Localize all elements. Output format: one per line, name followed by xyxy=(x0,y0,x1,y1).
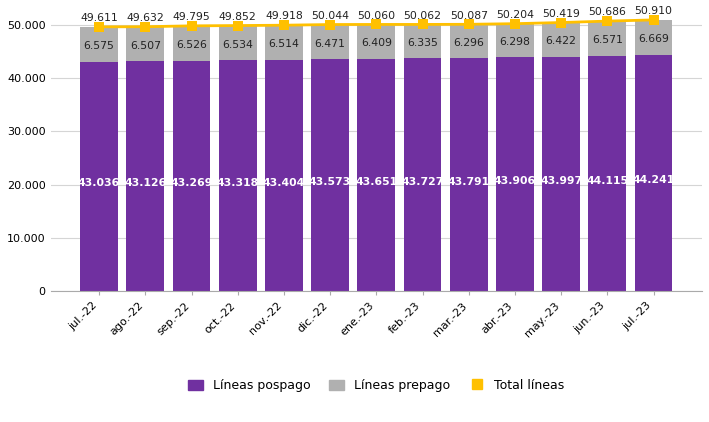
Text: 6.422: 6.422 xyxy=(546,36,576,46)
Text: 6.575: 6.575 xyxy=(84,41,115,51)
Text: 43.906: 43.906 xyxy=(494,176,536,187)
Text: 50.062: 50.062 xyxy=(403,11,442,21)
Bar xyxy=(219,26,257,60)
Text: 6.507: 6.507 xyxy=(130,41,161,51)
Bar xyxy=(219,60,257,291)
Text: 6.296: 6.296 xyxy=(453,38,484,48)
Text: 43.997: 43.997 xyxy=(540,176,582,186)
Bar xyxy=(311,24,349,59)
Text: 43.036: 43.036 xyxy=(78,179,121,189)
Bar xyxy=(496,24,534,57)
Text: 50.686: 50.686 xyxy=(588,7,626,17)
Text: 43.727: 43.727 xyxy=(401,177,444,187)
Text: 6.335: 6.335 xyxy=(407,38,438,48)
Text: 6.298: 6.298 xyxy=(499,37,530,47)
Bar xyxy=(126,62,164,291)
Text: 44.241: 44.241 xyxy=(632,176,675,186)
Bar xyxy=(588,21,626,56)
Text: 49.852: 49.852 xyxy=(219,12,257,22)
Bar xyxy=(172,26,211,61)
Text: 6.526: 6.526 xyxy=(176,40,207,50)
Text: 6.409: 6.409 xyxy=(361,38,392,48)
Text: 49.795: 49.795 xyxy=(172,12,211,22)
Text: 50.087: 50.087 xyxy=(450,11,488,21)
Text: 43.269: 43.269 xyxy=(170,178,213,188)
Bar xyxy=(450,24,488,58)
Bar xyxy=(403,24,442,58)
Text: 6.571: 6.571 xyxy=(592,35,623,46)
Bar xyxy=(357,24,395,59)
Text: 44.115: 44.115 xyxy=(586,176,628,186)
Text: 49.632: 49.632 xyxy=(126,13,164,23)
Text: 49.918: 49.918 xyxy=(265,11,303,22)
Text: 50.204: 50.204 xyxy=(496,10,534,20)
Text: 49.611: 49.611 xyxy=(80,13,118,23)
Text: 6.514: 6.514 xyxy=(269,39,299,49)
Bar xyxy=(80,62,118,291)
Text: 50.044: 50.044 xyxy=(311,11,349,21)
Text: 43.651: 43.651 xyxy=(355,177,397,187)
Bar xyxy=(542,57,580,291)
Bar xyxy=(542,22,580,57)
Text: 6.669: 6.669 xyxy=(638,35,669,44)
Bar xyxy=(80,27,118,62)
Text: 43.318: 43.318 xyxy=(217,178,259,188)
Legend: Líneas pospago, Líneas prepago, Total líneas: Líneas pospago, Líneas prepago, Total lí… xyxy=(183,374,569,397)
Bar xyxy=(126,27,164,62)
Bar xyxy=(311,59,349,291)
Bar xyxy=(265,60,303,291)
Bar xyxy=(588,56,626,291)
Bar xyxy=(265,25,303,60)
Text: 43.126: 43.126 xyxy=(124,178,167,188)
Text: 43.573: 43.573 xyxy=(309,177,351,187)
Bar xyxy=(635,20,672,55)
Text: 50.419: 50.419 xyxy=(542,9,580,19)
Bar xyxy=(172,61,211,291)
Bar xyxy=(403,58,442,291)
Text: 50.910: 50.910 xyxy=(635,6,673,16)
Bar xyxy=(496,57,534,291)
Text: 6.534: 6.534 xyxy=(222,40,253,50)
Text: 43.791: 43.791 xyxy=(447,176,490,187)
Bar xyxy=(450,58,488,291)
Text: 50.060: 50.060 xyxy=(357,11,396,21)
Bar xyxy=(635,55,672,291)
Text: 6.471: 6.471 xyxy=(315,38,345,49)
Text: 43.404: 43.404 xyxy=(263,178,305,187)
Bar xyxy=(357,59,395,291)
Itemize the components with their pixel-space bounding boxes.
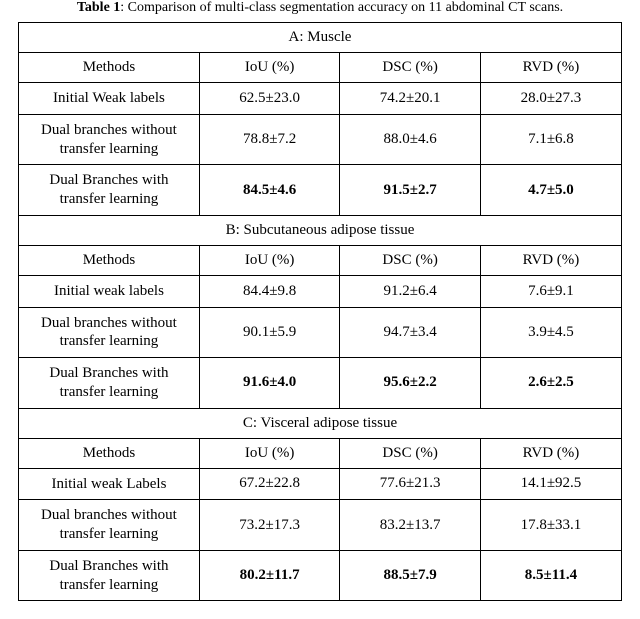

■ **STATED PROBLEM**:
Rewrite every line of the entries above as a numbered list. Skip blank lines, and leave the pictures out.

■ **EXERCISE RESULT**:
1. Localize all elements. Output format: one per line, name followed by xyxy=(x0,y0,x1,y1).
2. Text: 6.422: 6.422 xyxy=(546,36,576,46)
3. Text: 6.575: 6.575 xyxy=(84,41,115,51)
4. Text: 43.906: 43.906 xyxy=(494,176,536,187)
5. Text: 50.062: 50.062 xyxy=(403,11,442,21)
6. Bar xyxy=(219,26,257,60)
7. Text: 6.507: 6.507 xyxy=(130,41,161,51)
8. Bar xyxy=(219,60,257,291)
9. Text: 6.296: 6.296 xyxy=(453,38,484,48)
10. Text: 43.997: 43.997 xyxy=(540,176,582,186)
11. Bar xyxy=(311,24,349,59)
12. Text: 43.036: 43.036 xyxy=(78,179,121,189)
13. Bar xyxy=(496,24,534,57)
14. Text: 50.686: 50.686 xyxy=(588,7,626,17)
15. Text: 43.727: 43.727 xyxy=(401,177,444,187)
16. Text: 6.335: 6.335 xyxy=(407,38,438,48)
17. Text: 6.298: 6.298 xyxy=(499,37,530,47)
18. Bar xyxy=(126,62,164,291)
19. Text: 44.241: 44.241 xyxy=(632,176,675,186)
20. Bar xyxy=(588,21,626,56)
21. Text: 49.852: 49.852 xyxy=(219,12,257,22)
22. Bar xyxy=(172,26,211,61)
23. Text: 6.526: 6.526 xyxy=(176,40,207,50)
24. Text: 6.409: 6.409 xyxy=(361,38,392,48)
25. Text: 49.795: 49.795 xyxy=(172,12,211,22)
26. Text: 50.087: 50.087 xyxy=(450,11,488,21)
27. Text: 43.269: 43.269 xyxy=(170,178,213,188)
28. Bar xyxy=(450,24,488,58)
29. Bar xyxy=(403,24,442,58)
30. Text: 6.571: 6.571 xyxy=(592,35,623,46)
31. Bar xyxy=(357,24,395,59)
32. Text: 44.115: 44.115 xyxy=(586,176,628,186)
33. Text: 49.632: 49.632 xyxy=(126,13,164,23)
34. Text: 49.918: 49.918 xyxy=(265,11,303,22)
35. Text: 50.204: 50.204 xyxy=(496,10,534,20)
36. Text: 49.611: 49.611 xyxy=(80,13,118,23)
37. Text: 6.514: 6.514 xyxy=(269,39,299,49)
38. Bar xyxy=(80,62,118,291)
39. Text: 50.044: 50.044 xyxy=(311,11,349,21)
40. Text: 43.651: 43.651 xyxy=(355,177,397,187)
41. Bar xyxy=(542,57,580,291)
42. Bar xyxy=(542,22,580,57)
43. Text: 6.669: 6.669 xyxy=(638,35,669,44)
44. Bar xyxy=(80,27,118,62)
45. Text: 43.318: 43.318 xyxy=(217,178,259,188)
46. Legend: Líneas pospago, Líneas prepago, Total líneas: Líneas pospago, Líneas prepago, Total lí… xyxy=(183,374,569,397)
47. Bar xyxy=(126,27,164,62)
48. Bar xyxy=(311,59,349,291)
49. Bar xyxy=(265,60,303,291)
50. Bar xyxy=(588,56,626,291)
51. Bar xyxy=(265,25,303,60)
52. Text: 43.126: 43.126 xyxy=(124,178,167,188)
53. Text: 43.573: 43.573 xyxy=(309,177,351,187)
54. Bar xyxy=(635,20,672,55)
55. Text: 50.419: 50.419 xyxy=(542,9,580,19)
56. Bar xyxy=(172,61,211,291)
57. Bar xyxy=(403,58,442,291)
58. Text: 50.910: 50.910 xyxy=(635,6,673,16)
59. Bar xyxy=(496,57,534,291)
60. Text: 6.534: 6.534 xyxy=(222,40,253,50)
61. Text: 43.791: 43.791 xyxy=(447,176,490,187)
62. Bar xyxy=(450,58,488,291)
63. Text: 50.060: 50.060 xyxy=(357,11,396,21)
64. Bar xyxy=(635,55,672,291)
65. Text: 6.471: 6.471 xyxy=(315,38,345,49)
66. Text: 43.404: 43.404 xyxy=(263,178,305,187)
67. Bar xyxy=(357,59,395,291)
68. Itemize the components with their pixel-space bounding boxes.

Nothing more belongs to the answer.